WHAT YOU WILL DO:
Copy every entry word for word. Skip the pictures.
· · ·
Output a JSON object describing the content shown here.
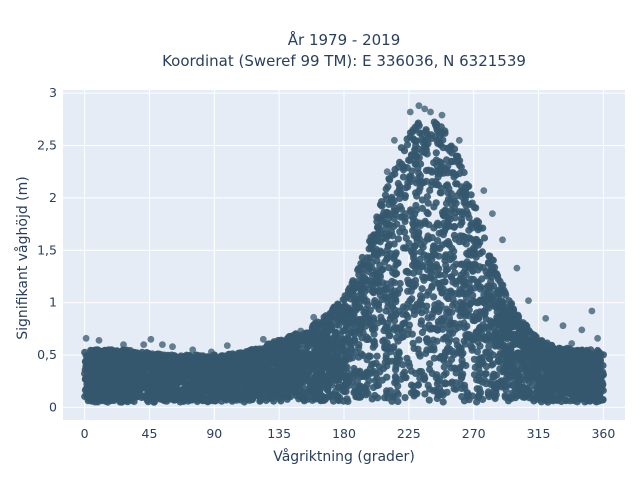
{
  "chart_data": {
    "type": "scatter",
    "title_line1": "År 1979 - 2019",
    "title_line2": "Koordinat (Sweref 99 TM): E 336036, N 6321539",
    "xlabel": "Vågriktning (grader)",
    "ylabel": "Signifikant våghöjd (m)",
    "xlim": [
      -15,
      375
    ],
    "ylim": [
      -0.12,
      3.03
    ],
    "x_ticks": [
      {
        "value": 0,
        "label": "0"
      },
      {
        "value": 45,
        "label": "45"
      },
      {
        "value": 90,
        "label": "90"
      },
      {
        "value": 135,
        "label": "135"
      },
      {
        "value": 180,
        "label": "180"
      },
      {
        "value": 225,
        "label": "225"
      },
      {
        "value": 270,
        "label": "270"
      },
      {
        "value": 315,
        "label": "315"
      },
      {
        "value": 360,
        "label": "360"
      }
    ],
    "y_ticks": [
      {
        "value": 0,
        "label": "0"
      },
      {
        "value": 0.5,
        "label": "0,5"
      },
      {
        "value": 1,
        "label": "1"
      },
      {
        "value": 1.5,
        "label": "1,5"
      },
      {
        "value": 2,
        "label": "2"
      },
      {
        "value": 2.5,
        "label": "2,5"
      },
      {
        "value": 3,
        "label": "3"
      }
    ],
    "grid": true,
    "marker_color": "#34586e",
    "plot_background": "#e5ecf6",
    "dense_band_upper_envelope": [
      [
        0,
        0.55
      ],
      [
        15,
        0.55
      ],
      [
        30,
        0.55
      ],
      [
        45,
        0.52
      ],
      [
        60,
        0.5
      ],
      [
        75,
        0.5
      ],
      [
        90,
        0.5
      ],
      [
        105,
        0.52
      ],
      [
        120,
        0.57
      ],
      [
        135,
        0.65
      ],
      [
        150,
        0.72
      ],
      [
        165,
        0.85
      ],
      [
        180,
        1.05
      ],
      [
        190,
        1.35
      ],
      [
        200,
        1.7
      ],
      [
        210,
        2.15
      ],
      [
        218,
        2.45
      ],
      [
        225,
        2.65
      ],
      [
        232,
        2.72
      ],
      [
        240,
        2.78
      ],
      [
        248,
        2.7
      ],
      [
        255,
        2.55
      ],
      [
        262,
        2.3
      ],
      [
        270,
        2.0
      ],
      [
        278,
        1.65
      ],
      [
        285,
        1.35
      ],
      [
        292,
        1.1
      ],
      [
        300,
        0.9
      ],
      [
        310,
        0.72
      ],
      [
        320,
        0.62
      ],
      [
        330,
        0.58
      ],
      [
        340,
        0.55
      ],
      [
        350,
        0.55
      ],
      [
        360,
        0.55
      ]
    ],
    "dense_band_lower_bound": 0.05,
    "notable_points": [
      {
        "x": 1,
        "y": 0.66
      },
      {
        "x": 10,
        "y": 0.64
      },
      {
        "x": 27,
        "y": 0.6
      },
      {
        "x": 41,
        "y": 0.6
      },
      {
        "x": 46,
        "y": 0.65
      },
      {
        "x": 54,
        "y": 0.6
      },
      {
        "x": 61,
        "y": 0.58
      },
      {
        "x": 75,
        "y": 0.55
      },
      {
        "x": 88,
        "y": 0.53
      },
      {
        "x": 99,
        "y": 0.59
      },
      {
        "x": 124,
        "y": 0.65
      },
      {
        "x": 150,
        "y": 0.73
      },
      {
        "x": 159,
        "y": 0.86
      },
      {
        "x": 210,
        "y": 2.25
      },
      {
        "x": 215,
        "y": 2.55
      },
      {
        "x": 226,
        "y": 2.82
      },
      {
        "x": 232,
        "y": 2.88
      },
      {
        "x": 236,
        "y": 2.85
      },
      {
        "x": 240,
        "y": 2.82
      },
      {
        "x": 248,
        "y": 2.79
      },
      {
        "x": 260,
        "y": 2.55
      },
      {
        "x": 277,
        "y": 2.07
      },
      {
        "x": 283,
        "y": 1.85
      },
      {
        "x": 290,
        "y": 1.6
      },
      {
        "x": 300,
        "y": 1.33
      },
      {
        "x": 308,
        "y": 1.02
      },
      {
        "x": 320,
        "y": 0.85
      },
      {
        "x": 332,
        "y": 0.78
      },
      {
        "x": 345,
        "y": 0.74
      },
      {
        "x": 352,
        "y": 0.92
      },
      {
        "x": 356,
        "y": 0.66
      },
      {
        "x": 322,
        "y": 0.59
      },
      {
        "x": 338,
        "y": 0.61
      }
    ]
  }
}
· · ·
EXPECTED OUTPUT:
Output a JSON object describing the content shown here.
{
  "chart_data": {
    "type": "scatter",
    "title_line1": "År 1979 - 2019",
    "title_line2": "Koordinat (Sweref 99 TM): E 336036, N 6321539",
    "xlabel": "Vågriktning (grader)",
    "ylabel": "Signifikant våghöjd (m)",
    "xlim": [
      -15,
      375
    ],
    "ylim": [
      -0.12,
      3.03
    ],
    "x_ticks": [
      {
        "value": 0,
        "label": "0"
      },
      {
        "value": 45,
        "label": "45"
      },
      {
        "value": 90,
        "label": "90"
      },
      {
        "value": 135,
        "label": "135"
      },
      {
        "value": 180,
        "label": "180"
      },
      {
        "value": 225,
        "label": "225"
      },
      {
        "value": 270,
        "label": "270"
      },
      {
        "value": 315,
        "label": "315"
      },
      {
        "value": 360,
        "label": "360"
      }
    ],
    "y_ticks": [
      {
        "value": 0,
        "label": "0"
      },
      {
        "value": 0.5,
        "label": "0,5"
      },
      {
        "value": 1,
        "label": "1"
      },
      {
        "value": 1.5,
        "label": "1,5"
      },
      {
        "value": 2,
        "label": "2"
      },
      {
        "value": 2.5,
        "label": "2,5"
      },
      {
        "value": 3,
        "label": "3"
      }
    ],
    "grid": true,
    "marker_color": "#34586e",
    "plot_background": "#e5ecf6",
    "dense_band_upper_envelope": [
      [
        0,
        0.55
      ],
      [
        15,
        0.55
      ],
      [
        30,
        0.55
      ],
      [
        45,
        0.52
      ],
      [
        60,
        0.5
      ],
      [
        75,
        0.5
      ],
      [
        90,
        0.5
      ],
      [
        105,
        0.52
      ],
      [
        120,
        0.57
      ],
      [
        135,
        0.65
      ],
      [
        150,
        0.72
      ],
      [
        165,
        0.85
      ],
      [
        180,
        1.05
      ],
      [
        190,
        1.35
      ],
      [
        200,
        1.7
      ],
      [
        210,
        2.15
      ],
      [
        218,
        2.45
      ],
      [
        225,
        2.65
      ],
      [
        232,
        2.72
      ],
      [
        240,
        2.78
      ],
      [
        248,
        2.7
      ],
      [
        255,
        2.55
      ],
      [
        262,
        2.3
      ],
      [
        270,
        2.0
      ],
      [
        278,
        1.65
      ],
      [
        285,
        1.35
      ],
      [
        292,
        1.1
      ],
      [
        300,
        0.9
      ],
      [
        310,
        0.72
      ],
      [
        320,
        0.62
      ],
      [
        330,
        0.58
      ],
      [
        340,
        0.55
      ],
      [
        350,
        0.55
      ],
      [
        360,
        0.55
      ]
    ],
    "dense_band_lower_bound": 0.05,
    "notable_points": [
      {
        "x": 1,
        "y": 0.66
      },
      {
        "x": 10,
        "y": 0.64
      },
      {
        "x": 27,
        "y": 0.6
      },
      {
        "x": 41,
        "y": 0.6
      },
      {
        "x": 46,
        "y": 0.65
      },
      {
        "x": 54,
        "y": 0.6
      },
      {
        "x": 61,
        "y": 0.58
      },
      {
        "x": 75,
        "y": 0.55
      },
      {
        "x": 88,
        "y": 0.53
      },
      {
        "x": 99,
        "y": 0.59
      },
      {
        "x": 124,
        "y": 0.65
      },
      {
        "x": 150,
        "y": 0.73
      },
      {
        "x": 159,
        "y": 0.86
      },
      {
        "x": 210,
        "y": 2.25
      },
      {
        "x": 215,
        "y": 2.55
      },
      {
        "x": 226,
        "y": 2.82
      },
      {
        "x": 232,
        "y": 2.88
      },
      {
        "x": 236,
        "y": 2.85
      },
      {
        "x": 240,
        "y": 2.82
      },
      {
        "x": 248,
        "y": 2.79
      },
      {
        "x": 260,
        "y": 2.55
      },
      {
        "x": 277,
        "y": 2.07
      },
      {
        "x": 283,
        "y": 1.85
      },
      {
        "x": 290,
        "y": 1.6
      },
      {
        "x": 300,
        "y": 1.33
      },
      {
        "x": 308,
        "y": 1.02
      },
      {
        "x": 320,
        "y": 0.85
      },
      {
        "x": 332,
        "y": 0.78
      },
      {
        "x": 345,
        "y": 0.74
      },
      {
        "x": 352,
        "y": 0.92
      },
      {
        "x": 356,
        "y": 0.66
      },
      {
        "x": 322,
        "y": 0.59
      },
      {
        "x": 338,
        "y": 0.61
      }
    ]
  }
}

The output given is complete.